**DATA:**
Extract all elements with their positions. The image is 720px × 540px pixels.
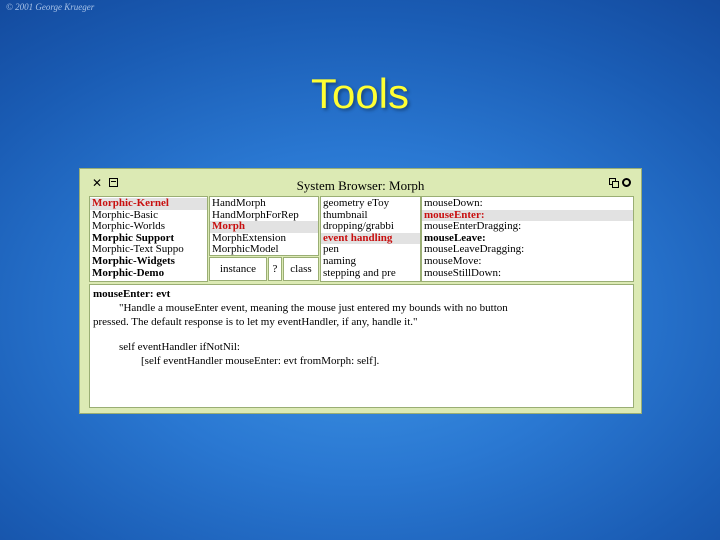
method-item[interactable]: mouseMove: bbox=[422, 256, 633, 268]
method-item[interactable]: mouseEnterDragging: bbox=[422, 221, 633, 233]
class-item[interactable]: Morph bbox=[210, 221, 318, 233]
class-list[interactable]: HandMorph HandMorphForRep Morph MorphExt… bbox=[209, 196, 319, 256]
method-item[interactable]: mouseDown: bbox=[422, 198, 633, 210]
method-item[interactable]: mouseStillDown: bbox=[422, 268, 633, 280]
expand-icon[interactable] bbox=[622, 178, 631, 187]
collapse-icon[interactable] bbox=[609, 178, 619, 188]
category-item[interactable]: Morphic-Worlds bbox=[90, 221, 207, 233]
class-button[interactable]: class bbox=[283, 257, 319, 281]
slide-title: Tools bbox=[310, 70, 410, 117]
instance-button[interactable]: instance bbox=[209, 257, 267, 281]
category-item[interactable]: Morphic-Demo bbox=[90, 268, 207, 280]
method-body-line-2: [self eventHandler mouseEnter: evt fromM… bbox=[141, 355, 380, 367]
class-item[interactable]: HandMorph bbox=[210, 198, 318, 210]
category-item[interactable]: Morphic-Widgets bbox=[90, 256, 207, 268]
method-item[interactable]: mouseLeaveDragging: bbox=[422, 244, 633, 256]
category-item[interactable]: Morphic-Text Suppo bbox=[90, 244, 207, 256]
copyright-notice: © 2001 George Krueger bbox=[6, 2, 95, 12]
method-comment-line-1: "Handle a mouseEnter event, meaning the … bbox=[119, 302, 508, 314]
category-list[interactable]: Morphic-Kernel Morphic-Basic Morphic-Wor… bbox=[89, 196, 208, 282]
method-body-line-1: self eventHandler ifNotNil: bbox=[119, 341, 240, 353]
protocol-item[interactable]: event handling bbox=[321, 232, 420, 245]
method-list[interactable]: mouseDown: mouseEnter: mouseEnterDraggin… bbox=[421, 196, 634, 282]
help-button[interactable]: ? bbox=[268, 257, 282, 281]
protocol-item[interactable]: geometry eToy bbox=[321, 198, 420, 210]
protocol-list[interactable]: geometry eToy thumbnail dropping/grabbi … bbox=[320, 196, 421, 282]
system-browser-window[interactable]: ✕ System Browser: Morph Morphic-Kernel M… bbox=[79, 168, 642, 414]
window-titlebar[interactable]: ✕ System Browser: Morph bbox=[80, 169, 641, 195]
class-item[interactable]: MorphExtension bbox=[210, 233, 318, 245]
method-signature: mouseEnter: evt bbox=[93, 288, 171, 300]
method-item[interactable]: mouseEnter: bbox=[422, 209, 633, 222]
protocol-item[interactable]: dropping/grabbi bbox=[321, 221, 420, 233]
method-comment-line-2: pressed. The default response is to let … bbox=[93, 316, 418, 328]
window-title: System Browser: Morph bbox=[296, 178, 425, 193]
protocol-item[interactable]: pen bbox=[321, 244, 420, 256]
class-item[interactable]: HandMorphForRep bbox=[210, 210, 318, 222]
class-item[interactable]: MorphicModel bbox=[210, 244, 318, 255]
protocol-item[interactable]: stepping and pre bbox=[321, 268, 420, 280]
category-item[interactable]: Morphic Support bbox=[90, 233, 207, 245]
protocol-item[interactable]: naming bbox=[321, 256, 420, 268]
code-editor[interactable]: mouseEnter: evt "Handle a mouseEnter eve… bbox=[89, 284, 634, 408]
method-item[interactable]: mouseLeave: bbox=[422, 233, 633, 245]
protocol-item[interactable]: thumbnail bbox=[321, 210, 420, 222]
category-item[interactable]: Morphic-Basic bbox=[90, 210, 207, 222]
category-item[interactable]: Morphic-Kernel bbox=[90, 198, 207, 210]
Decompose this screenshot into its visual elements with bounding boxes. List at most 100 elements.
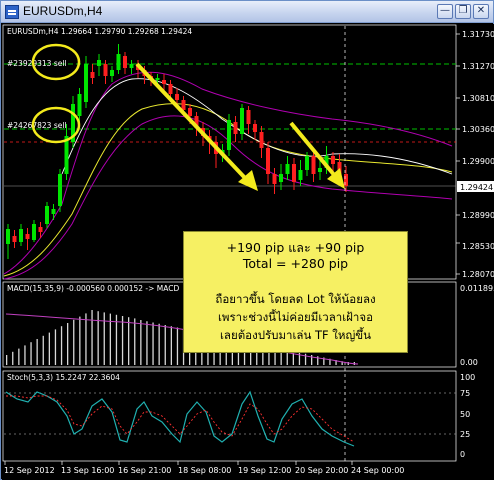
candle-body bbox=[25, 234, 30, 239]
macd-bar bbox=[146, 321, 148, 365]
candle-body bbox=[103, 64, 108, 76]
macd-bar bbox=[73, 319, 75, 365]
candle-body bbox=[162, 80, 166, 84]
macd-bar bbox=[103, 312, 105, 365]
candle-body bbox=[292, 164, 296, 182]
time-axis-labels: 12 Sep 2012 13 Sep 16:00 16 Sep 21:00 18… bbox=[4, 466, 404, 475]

**EXERCISE DIRECTIONS:**
Can you turn the part of the records that begins with the line containing "candle-body bbox=[25, 234, 30, 239]" and runs through the last line of the records into a numbered list, omitting any blank lines?

**RESPONSE TO THIS EXERCISE:**
1. candle-body bbox=[25, 234, 30, 239]
2. macd-bar bbox=[146, 321, 148, 365]
3. candle-body bbox=[103, 64, 108, 76]
4. macd-bar bbox=[73, 319, 75, 365]
5. candle-body bbox=[162, 80, 166, 84]
6. macd-bar bbox=[103, 312, 105, 365]
7. candle-body bbox=[292, 164, 296, 182]
8. time-axis-labels: 12 Sep 2012 13 Sep 16:00 16 Sep 21:00 18… bbox=[4, 466, 404, 475]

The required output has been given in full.